> _Task brief_
A single number is the answer here: how many lines of the entries contain "ylabel"?

+---+

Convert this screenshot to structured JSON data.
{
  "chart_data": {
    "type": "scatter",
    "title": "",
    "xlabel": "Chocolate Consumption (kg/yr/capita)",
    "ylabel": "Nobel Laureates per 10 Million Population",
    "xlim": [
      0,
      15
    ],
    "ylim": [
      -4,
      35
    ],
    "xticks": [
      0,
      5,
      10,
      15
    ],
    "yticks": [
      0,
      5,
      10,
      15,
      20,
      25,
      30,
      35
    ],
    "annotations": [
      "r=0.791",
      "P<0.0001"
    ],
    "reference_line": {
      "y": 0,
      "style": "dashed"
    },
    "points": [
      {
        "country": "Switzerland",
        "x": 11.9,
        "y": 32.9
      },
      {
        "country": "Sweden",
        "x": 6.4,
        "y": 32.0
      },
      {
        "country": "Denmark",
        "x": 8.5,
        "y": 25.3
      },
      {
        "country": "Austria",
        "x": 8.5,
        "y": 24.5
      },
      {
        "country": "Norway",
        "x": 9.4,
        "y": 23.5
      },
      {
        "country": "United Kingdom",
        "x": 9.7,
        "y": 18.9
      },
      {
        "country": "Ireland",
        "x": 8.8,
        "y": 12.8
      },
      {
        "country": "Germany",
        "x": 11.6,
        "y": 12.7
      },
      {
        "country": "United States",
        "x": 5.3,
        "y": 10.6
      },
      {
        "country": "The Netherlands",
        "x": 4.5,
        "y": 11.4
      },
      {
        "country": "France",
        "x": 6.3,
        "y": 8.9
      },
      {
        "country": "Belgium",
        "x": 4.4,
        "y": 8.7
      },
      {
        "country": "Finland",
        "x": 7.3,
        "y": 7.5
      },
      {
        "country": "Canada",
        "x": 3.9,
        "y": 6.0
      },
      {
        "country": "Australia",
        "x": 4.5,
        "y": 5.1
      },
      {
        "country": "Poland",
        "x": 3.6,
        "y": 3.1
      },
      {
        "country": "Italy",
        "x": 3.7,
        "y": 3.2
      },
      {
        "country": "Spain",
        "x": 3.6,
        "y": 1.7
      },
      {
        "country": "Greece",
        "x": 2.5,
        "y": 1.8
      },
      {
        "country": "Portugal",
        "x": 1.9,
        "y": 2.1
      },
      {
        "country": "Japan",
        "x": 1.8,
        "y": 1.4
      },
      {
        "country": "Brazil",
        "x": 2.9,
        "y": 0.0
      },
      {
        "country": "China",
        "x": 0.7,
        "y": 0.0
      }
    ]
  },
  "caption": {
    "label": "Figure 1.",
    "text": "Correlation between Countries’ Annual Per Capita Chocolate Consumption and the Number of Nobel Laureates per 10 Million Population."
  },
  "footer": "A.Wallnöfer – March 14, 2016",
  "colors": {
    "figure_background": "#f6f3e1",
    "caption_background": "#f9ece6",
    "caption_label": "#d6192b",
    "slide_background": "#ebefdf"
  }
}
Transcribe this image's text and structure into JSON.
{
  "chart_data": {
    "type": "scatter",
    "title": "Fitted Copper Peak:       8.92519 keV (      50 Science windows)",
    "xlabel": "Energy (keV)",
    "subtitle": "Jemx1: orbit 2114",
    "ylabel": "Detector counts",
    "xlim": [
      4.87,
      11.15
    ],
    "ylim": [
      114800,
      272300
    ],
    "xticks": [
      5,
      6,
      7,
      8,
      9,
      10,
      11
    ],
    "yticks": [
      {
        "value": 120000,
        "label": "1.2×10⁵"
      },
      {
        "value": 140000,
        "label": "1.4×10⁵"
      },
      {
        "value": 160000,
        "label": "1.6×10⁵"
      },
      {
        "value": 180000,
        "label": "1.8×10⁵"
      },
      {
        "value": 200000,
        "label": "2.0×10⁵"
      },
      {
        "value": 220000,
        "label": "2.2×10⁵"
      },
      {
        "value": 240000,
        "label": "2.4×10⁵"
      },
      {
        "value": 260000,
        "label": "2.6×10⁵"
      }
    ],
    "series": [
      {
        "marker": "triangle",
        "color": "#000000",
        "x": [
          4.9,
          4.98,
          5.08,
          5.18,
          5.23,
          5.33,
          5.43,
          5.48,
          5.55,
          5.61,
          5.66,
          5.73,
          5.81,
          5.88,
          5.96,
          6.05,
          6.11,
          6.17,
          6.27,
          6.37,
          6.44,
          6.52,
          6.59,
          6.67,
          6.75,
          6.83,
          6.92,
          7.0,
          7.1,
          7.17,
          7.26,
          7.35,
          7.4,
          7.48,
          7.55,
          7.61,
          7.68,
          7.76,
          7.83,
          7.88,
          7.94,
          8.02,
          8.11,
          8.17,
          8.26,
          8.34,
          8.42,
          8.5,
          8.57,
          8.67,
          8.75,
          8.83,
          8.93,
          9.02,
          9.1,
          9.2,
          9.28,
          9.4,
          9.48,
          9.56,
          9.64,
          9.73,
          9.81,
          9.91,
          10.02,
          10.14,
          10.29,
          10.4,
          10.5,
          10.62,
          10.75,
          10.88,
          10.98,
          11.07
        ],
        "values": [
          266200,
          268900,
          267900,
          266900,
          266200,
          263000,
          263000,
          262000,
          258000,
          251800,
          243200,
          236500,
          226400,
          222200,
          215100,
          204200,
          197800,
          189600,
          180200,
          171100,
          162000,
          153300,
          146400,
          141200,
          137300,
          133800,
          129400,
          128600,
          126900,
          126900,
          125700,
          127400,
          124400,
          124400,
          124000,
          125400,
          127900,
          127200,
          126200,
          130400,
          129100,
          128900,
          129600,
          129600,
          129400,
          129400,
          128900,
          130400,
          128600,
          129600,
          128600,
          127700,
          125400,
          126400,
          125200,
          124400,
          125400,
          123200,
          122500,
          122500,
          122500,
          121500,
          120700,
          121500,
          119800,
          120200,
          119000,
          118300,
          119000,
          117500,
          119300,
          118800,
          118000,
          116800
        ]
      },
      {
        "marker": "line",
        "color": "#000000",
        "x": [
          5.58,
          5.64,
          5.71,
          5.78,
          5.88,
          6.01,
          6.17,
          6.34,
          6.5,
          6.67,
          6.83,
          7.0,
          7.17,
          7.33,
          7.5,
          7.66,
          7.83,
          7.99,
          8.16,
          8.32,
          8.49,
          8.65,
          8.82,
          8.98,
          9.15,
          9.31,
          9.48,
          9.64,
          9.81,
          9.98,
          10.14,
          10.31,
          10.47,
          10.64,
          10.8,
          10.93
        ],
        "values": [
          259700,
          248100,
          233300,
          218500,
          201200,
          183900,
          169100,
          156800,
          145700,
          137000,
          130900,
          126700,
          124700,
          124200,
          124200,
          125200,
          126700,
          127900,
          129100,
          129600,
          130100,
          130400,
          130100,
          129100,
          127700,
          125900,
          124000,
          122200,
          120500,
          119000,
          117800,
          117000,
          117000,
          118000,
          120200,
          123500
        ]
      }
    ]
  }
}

+---+

> _Response to this task_
2